* _Selection_
The decoder is fed as input the target sentence tokens as input along with the ouptut of the top Encoder layer. It produces as output in a single run the id of the token generated in vocabulary and it keeps producing the tokens until a special token, generally EOS token is reached.

#### Embedding layer in first decoder layer for target sentence

Embedding layer -> WordEmbedding
Postitional Encoding (formula mentioned in paper) -> PositionalEncoding (for each word)

Input to Decoder = WordEmbedding + PostitionalEncoding (each is of 512 size, summed element-wise) -> output(512 in length)

In the decoder, the self-attention layer is only allowed to attend to earlier positions in the output sequence.** This is done by masking future positions (setting them to -inf)** before the softmax step in the self-attention calculation.


### Decoder Layer

Note - Each decoder layer has the same architecture

Target sentence is a matrix of **sent_len X 512** after passing through the embedding layer(where sent_len is length of sentence and 512 is the vector representation size of each word).

Represent target sent matrix by **trg_mat**

Each decoder layer receives this dim vector as input.

#### Self-Attention
* Self-Attention operates similarly to how it operates in encoder layer. Only difference is that in the decoder, the self-attention layer is only allowed to attend to earlier positions in the output sequence. This is done by masking future positions (setting them to -inf) before the softmax step in the self-attention calculation.

* Output of self attention size - **sent_len X 512**

#### Encoder-Decoeder-Attention

* Operates in the same way as self-attention except the Keys and Values vectors are constructed from the Encoder output(sent_len X 512) and the query vector is constructed from the previous layer's output matrix (sent_len X 512).

### Final Linear Layer
* Output of the last decoder layer is passed through a linear layer which takes a vector of size 512 (float values) and maps it to vector of vocab size (1 X target_vocab_size). 
* Softmax is applied to covert these values to probabilities adding upto 1. 
* The index with the highest probability is considered as the index of the predicted word from the vocabulary. 
* This word is fed along with the previous generated words to the decoder for the next run.

* _Provided data_
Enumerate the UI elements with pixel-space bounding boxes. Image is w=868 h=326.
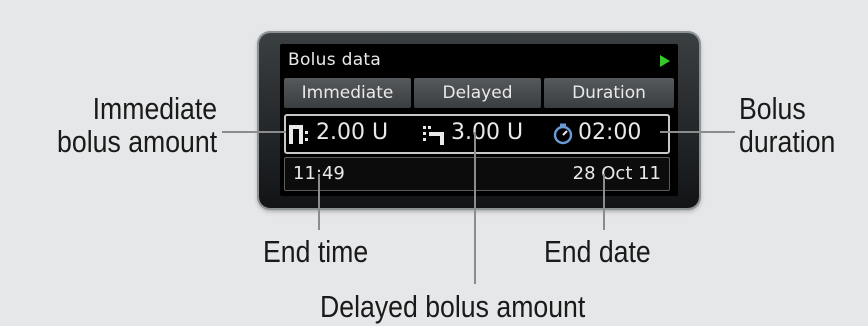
leader-lines xyxy=(222,131,735,284)
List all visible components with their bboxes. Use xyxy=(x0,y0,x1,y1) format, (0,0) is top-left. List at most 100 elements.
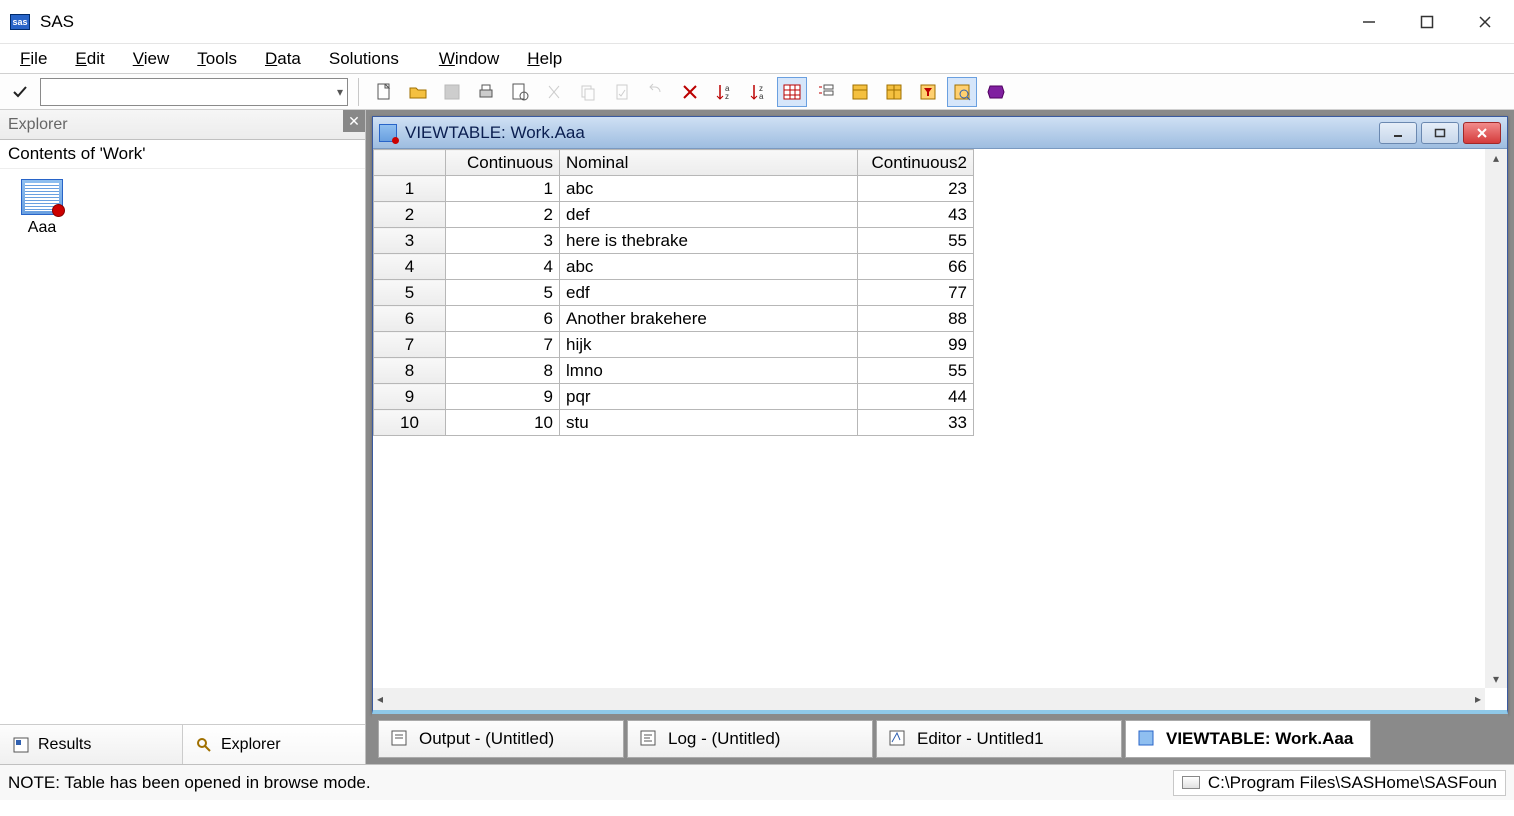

* _What needs to be done_
According to the notes on the decoder, from what are the Keys and Values vectors constructed in the encoder-decoder attention?

* _Response to this exercise_
They are constructed from the Encoder output, a sent_len X 512 matrix.